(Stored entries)

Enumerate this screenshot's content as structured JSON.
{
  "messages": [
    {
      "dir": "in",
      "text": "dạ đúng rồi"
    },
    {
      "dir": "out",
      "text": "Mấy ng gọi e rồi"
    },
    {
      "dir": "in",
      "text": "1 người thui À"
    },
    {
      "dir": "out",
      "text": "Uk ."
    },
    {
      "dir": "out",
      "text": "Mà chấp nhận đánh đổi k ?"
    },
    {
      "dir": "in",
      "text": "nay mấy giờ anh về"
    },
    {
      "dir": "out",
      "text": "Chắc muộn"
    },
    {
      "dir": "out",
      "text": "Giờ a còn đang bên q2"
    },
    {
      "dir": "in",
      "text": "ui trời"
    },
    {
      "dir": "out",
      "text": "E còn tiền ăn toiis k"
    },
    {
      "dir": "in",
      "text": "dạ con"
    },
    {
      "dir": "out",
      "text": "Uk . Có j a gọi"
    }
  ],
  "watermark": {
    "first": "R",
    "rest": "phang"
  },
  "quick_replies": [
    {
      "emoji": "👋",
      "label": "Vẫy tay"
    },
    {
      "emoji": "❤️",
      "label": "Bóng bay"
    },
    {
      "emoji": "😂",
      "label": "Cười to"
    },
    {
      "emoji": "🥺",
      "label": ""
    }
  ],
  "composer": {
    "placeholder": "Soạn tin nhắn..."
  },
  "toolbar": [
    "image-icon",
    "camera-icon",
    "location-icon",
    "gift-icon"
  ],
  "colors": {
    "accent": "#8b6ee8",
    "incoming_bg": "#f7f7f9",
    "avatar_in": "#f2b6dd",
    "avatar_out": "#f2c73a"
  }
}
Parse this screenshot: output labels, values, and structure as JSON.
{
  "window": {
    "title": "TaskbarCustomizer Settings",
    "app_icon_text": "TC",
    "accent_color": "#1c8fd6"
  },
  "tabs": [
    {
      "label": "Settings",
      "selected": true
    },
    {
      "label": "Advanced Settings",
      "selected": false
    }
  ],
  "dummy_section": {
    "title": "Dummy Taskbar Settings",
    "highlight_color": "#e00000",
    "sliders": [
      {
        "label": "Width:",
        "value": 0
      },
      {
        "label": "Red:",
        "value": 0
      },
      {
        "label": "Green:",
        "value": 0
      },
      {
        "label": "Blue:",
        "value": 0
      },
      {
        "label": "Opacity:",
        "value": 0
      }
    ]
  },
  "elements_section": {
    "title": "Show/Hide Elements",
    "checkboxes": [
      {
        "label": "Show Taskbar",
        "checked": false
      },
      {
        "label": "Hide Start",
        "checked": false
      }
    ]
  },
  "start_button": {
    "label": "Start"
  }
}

Task goal:
Repeat every entry word for word.

Task solution:
Enumerate this screenshot's content as structured JSON.
{
  "messages": [
    {
      "dir": "in",
      "text": "dạ đúng rồi"
    },
    {
      "dir": "out",
      "text": "Mấy ng gọi e rồi"
    },
    {
      "dir": "in",
      "text": "1 người thui À"
    },
    {
      "dir": "out",
      "text": "Uk ."
    },
    {
      "dir": "out",
      "text": "Mà chấp nhận đánh đổi k ?"
    },
    {
      "dir": "in",
      "text": "nay mấy giờ anh về"
    },
    {
      "dir": "out",
      "text": "Chắc muộn"
    },
    {
      "dir": "out",
      "text": "Giờ a còn đang bên q2"
    },
    {
      "dir": "in",
      "text": "ui trời"
    },
    {
      "dir": "out",
      "text": "E còn tiền ăn toiis k"
    },
    {
      "dir": "in",
      "text": "dạ con"
    },
    {
      "dir": "out",
      "text": "Uk . Có j a gọi"
    }
  ],
  "watermark": {
    "first": "R",
    "rest": "phang"
  },
  "quick_replies": [
    {
      "emoji": "👋",
      "label": "Vẫy tay"
    },
    {
      "emoji": "❤️",
      "label": "Bóng bay"
    },
    {
      "emoji": "😂",
      "label": "Cười to"
    },
    {
      "emoji": "🥺",
      "label": ""
    }
  ],
  "composer": {
    "placeholder": "Soạn tin nhắn..."
  },
  "toolbar": [
    "image-icon",
    "camera-icon",
    "location-icon",
    "gift-icon"
  ],
  "colors": {
    "accent": "#8b6ee8",
    "incoming_bg": "#f7f7f9",
    "avatar_in": "#f2b6dd",
    "avatar_out": "#f2c73a"
  }
}
Parse this screenshot: output labels, values, and structure as JSON.
{
  "window": {
    "title": "TaskbarCustomizer Settings",
    "app_icon_text": "TC",
    "accent_color": "#1c8fd6"
  },
  "tabs": [
    {
      "label": "Settings",
      "selected": true
    },
    {
      "label": "Advanced Settings",
      "selected": false
    }
  ],
  "dummy_section": {
    "title": "Dummy Taskbar Settings",
    "highlight_color": "#e00000",
    "sliders": [
      {
        "label": "Width:",
        "value": 0
      },
      {
        "label": "Red:",
        "value": 0
      },
      {
        "label": "Green:",
        "value": 0
      },
      {
        "label": "Blue:",
        "value": 0
      },
      {
        "label": "Opacity:",
        "value": 0
      }
    ]
  },
  "elements_section": {
    "title": "Show/Hide Elements",
    "checkboxes": [
      {
        "label": "Show Taskbar",
        "checked": false
      },
      {
        "label": "Hide Start",
        "checked": false
      }
    ]
  },
  "start_button": {
    "label": "Start"
  }
}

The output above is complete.